*Job*: Can you write out the whole listing exactly?

*Material supplied*:
• • • •

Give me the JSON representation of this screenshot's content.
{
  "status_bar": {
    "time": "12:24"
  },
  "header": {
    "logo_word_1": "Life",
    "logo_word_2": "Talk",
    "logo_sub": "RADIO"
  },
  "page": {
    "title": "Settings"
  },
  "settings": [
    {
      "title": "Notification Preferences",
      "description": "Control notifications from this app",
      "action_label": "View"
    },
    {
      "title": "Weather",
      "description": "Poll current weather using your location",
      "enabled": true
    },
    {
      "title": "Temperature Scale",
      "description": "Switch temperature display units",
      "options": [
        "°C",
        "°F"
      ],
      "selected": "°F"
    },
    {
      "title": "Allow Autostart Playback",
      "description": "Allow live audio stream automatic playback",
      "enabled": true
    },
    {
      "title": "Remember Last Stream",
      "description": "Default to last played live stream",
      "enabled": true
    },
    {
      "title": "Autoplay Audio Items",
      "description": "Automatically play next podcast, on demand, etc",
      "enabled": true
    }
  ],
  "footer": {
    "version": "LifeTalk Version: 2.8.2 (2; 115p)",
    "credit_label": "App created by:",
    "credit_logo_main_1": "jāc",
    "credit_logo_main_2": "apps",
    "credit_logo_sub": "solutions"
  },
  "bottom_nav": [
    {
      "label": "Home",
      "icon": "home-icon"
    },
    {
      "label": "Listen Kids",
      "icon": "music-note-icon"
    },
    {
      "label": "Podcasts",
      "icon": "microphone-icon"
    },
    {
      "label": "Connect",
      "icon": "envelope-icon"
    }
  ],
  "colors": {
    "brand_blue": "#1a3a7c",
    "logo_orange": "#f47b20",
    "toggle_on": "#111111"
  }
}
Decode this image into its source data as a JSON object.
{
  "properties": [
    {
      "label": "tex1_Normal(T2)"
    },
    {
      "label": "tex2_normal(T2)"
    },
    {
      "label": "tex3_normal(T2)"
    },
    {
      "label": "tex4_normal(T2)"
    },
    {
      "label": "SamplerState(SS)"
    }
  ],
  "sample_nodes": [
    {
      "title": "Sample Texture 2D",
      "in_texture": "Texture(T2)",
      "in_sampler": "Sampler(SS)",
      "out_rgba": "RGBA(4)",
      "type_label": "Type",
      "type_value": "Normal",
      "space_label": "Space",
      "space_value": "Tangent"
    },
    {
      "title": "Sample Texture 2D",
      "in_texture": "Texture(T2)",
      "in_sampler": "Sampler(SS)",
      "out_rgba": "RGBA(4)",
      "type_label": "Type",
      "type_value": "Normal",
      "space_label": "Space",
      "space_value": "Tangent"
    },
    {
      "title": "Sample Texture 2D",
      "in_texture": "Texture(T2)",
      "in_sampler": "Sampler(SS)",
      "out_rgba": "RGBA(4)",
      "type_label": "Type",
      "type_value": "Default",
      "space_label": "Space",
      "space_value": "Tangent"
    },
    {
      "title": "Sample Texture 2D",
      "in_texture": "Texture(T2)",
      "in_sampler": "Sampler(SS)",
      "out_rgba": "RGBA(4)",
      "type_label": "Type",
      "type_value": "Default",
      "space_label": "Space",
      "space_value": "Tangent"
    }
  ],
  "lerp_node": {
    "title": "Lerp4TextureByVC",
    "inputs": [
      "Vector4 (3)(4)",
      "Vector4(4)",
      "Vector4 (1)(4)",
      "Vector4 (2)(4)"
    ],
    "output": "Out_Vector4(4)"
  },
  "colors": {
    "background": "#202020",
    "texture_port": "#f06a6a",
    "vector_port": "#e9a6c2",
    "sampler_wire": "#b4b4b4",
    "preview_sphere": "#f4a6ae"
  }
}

• • • •

*Final answer*:
Give me the JSON representation of this screenshot's content.
{
  "status_bar": {
    "time": "12:24"
  },
  "header": {
    "logo_word_1": "Life",
    "logo_word_2": "Talk",
    "logo_sub": "RADIO"
  },
  "page": {
    "title": "Settings"
  },
  "settings": [
    {
      "title": "Notification Preferences",
      "description": "Control notifications from this app",
      "action_label": "View"
    },
    {
      "title": "Weather",
      "description": "Poll current weather using your location",
      "enabled": true
    },
    {
      "title": "Temperature Scale",
      "description": "Switch temperature display units",
      "options": [
        "°C",
        "°F"
      ],
      "selected": "°F"
    },
    {
      "title": "Allow Autostart Playback",
      "description": "Allow live audio stream automatic playback",
      "enabled": true
    },
    {
      "title": "Remember Last Stream",
      "description": "Default to last played live stream",
      "enabled": true
    },
    {
      "title": "Autoplay Audio Items",
      "description": "Automatically play next podcast, on demand, etc",
      "enabled": true
    }
  ],
  "footer": {
    "version": "LifeTalk Version: 2.8.2 (2; 115p)",
    "credit_label": "App created by:",
    "credit_logo_main_1": "jāc",
    "credit_logo_main_2": "apps",
    "credit_logo_sub": "solutions"
  },
  "bottom_nav": [
    {
      "label": "Home",
      "icon": "home-icon"
    },
    {
      "label": "Listen Kids",
      "icon": "music-note-icon"
    },
    {
      "label": "Podcasts",
      "icon": "microphone-icon"
    },
    {
      "label": "Connect",
      "icon": "envelope-icon"
    }
  ],
  "colors": {
    "brand_blue": "#1a3a7c",
    "logo_orange": "#f47b20",
    "toggle_on": "#111111"
  }
}
Decode this image into its source data as a JSON object.
{
  "properties": [
    {
      "label": "tex1_Normal(T2)"
    },
    {
      "label": "tex2_normal(T2)"
    },
    {
      "label": "tex3_normal(T2)"
    },
    {
      "label": "tex4_normal(T2)"
    },
    {
      "label": "SamplerState(SS)"
    }
  ],
  "sample_nodes": [
    {
      "title": "Sample Texture 2D",
      "in_texture": "Texture(T2)",
      "in_sampler": "Sampler(SS)",
      "out_rgba": "RGBA(4)",
      "type_label": "Type",
      "type_value": "Normal",
      "space_label": "Space",
      "space_value": "Tangent"
    },
    {
      "title": "Sample Texture 2D",
      "in_texture": "Texture(T2)",
      "in_sampler": "Sampler(SS)",
      "out_rgba": "RGBA(4)",
      "type_label": "Type",
      "type_value": "Normal",
      "space_label": "Space",
      "space_value": "Tangent"
    },
    {
      "title": "Sample Texture 2D",
      "in_texture": "Texture(T2)",
      "in_sampler": "Sampler(SS)",
      "out_rgba": "RGBA(4)",
      "type_label": "Type",
      "type_value": "Default",
      "space_label": "Space",
      "space_value": "Tangent"
    },
    {
      "title": "Sample Texture 2D",
      "in_texture": "Texture(T2)",
      "in_sampler": "Sampler(SS)",
      "out_rgba": "RGBA(4)",
      "type_label": "Type",
      "type_value": "Default",
      "space_label": "Space",
      "space_value": "Tangent"
    }
  ],
  "lerp_node": {
    "title": "Lerp4TextureByVC",
    "inputs": [
      "Vector4 (3)(4)",
      "Vector4(4)",
      "Vector4 (1)(4)",
      "Vector4 (2)(4)"
    ],
    "output": "Out_Vector4(4)"
  },
  "colors": {
    "background": "#202020",
    "texture_port": "#f06a6a",
    "vector_port": "#e9a6c2",
    "sampler_wire": "#b4b4b4",
    "preview_sphere": "#f4a6ae"
  }
}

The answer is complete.